>> start Record extracts

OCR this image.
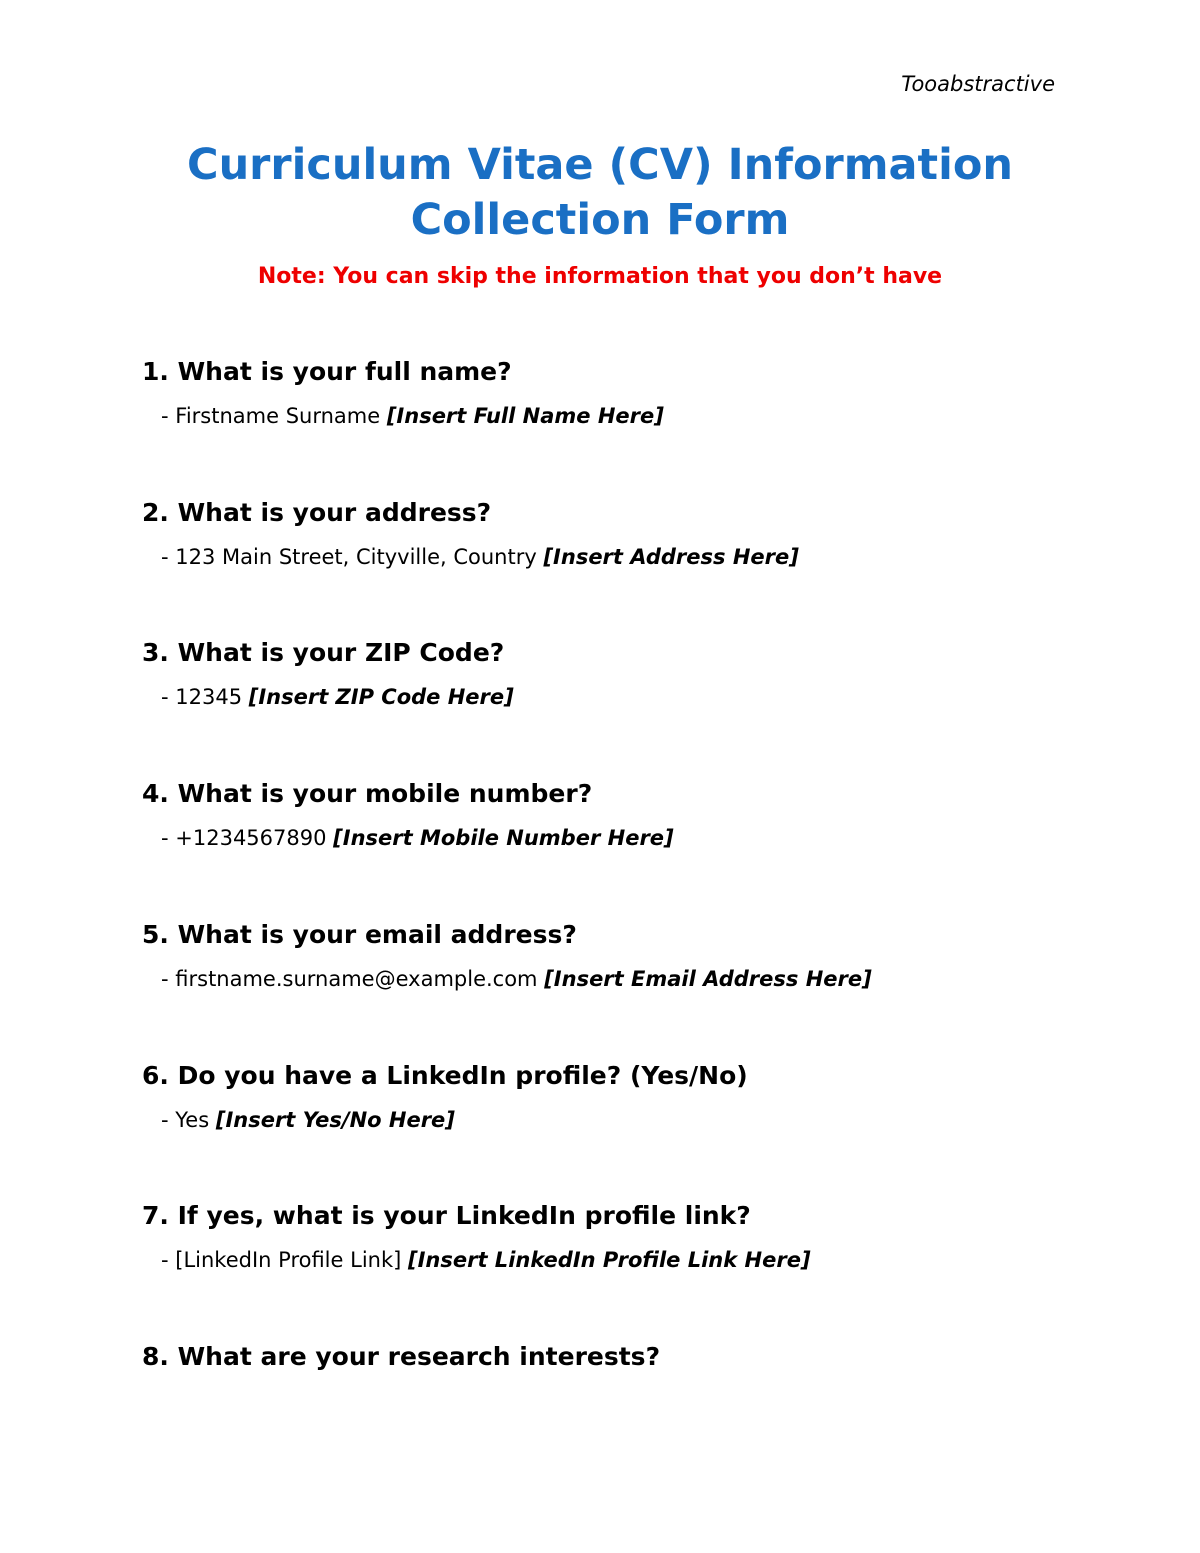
Tooabstractive
Curriculum Vitae (CV) Information
Collection Form
Note: You can skip the information that you don’t have
1. What is your full name?
- Firstname Surname [Insert Full Name Here]
2. What is your address?
- 123 Main Street, Cityville, Country [Insert Address Here]
3. What is your ZIP Code?
- 12345 [Insert ZIP Code Here]
4. What is your mobile number?
- +1234567890 [Insert Mobile Number Here]
5. What is your email address?
- firstname.surname@example.com [Insert Email Address Here]
6. Do you have a LinkedIn profile? (Yes/No)
- Yes [Insert Yes/No Here]
7. If yes, what is your LinkedIn profile link?
- [LinkedIn Profile Link] [Insert LinkedIn Profile Link Here]
8. What are your research interests?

>> end Record extracts

▶ The exercise
Copy the data exactly. Any picture it contains is to be omitted.

▶ Final answer
OCR this image.
Tooabstractive
Curriculum Vitae (CV) Information
Collection Form
Note: You can skip the information that you don’t have
1. What is your full name?
- Firstname Surname [Insert Full Name Here]
2. What is your address?
- 123 Main Street, Cityville, Country [Insert Address Here]
3. What is your ZIP Code?
- 12345 [Insert ZIP Code Here]
4. What is your mobile number?
- +1234567890 [Insert Mobile Number Here]
5. What is your email address?
- firstname.surname@example.com [Insert Email Address Here]
6. Do you have a LinkedIn profile? (Yes/No)
- Yes [Insert Yes/No Here]
7. If yes, what is your LinkedIn profile link?
- [LinkedIn Profile Link] [Insert LinkedIn Profile Link Here]
8. What are your research interests?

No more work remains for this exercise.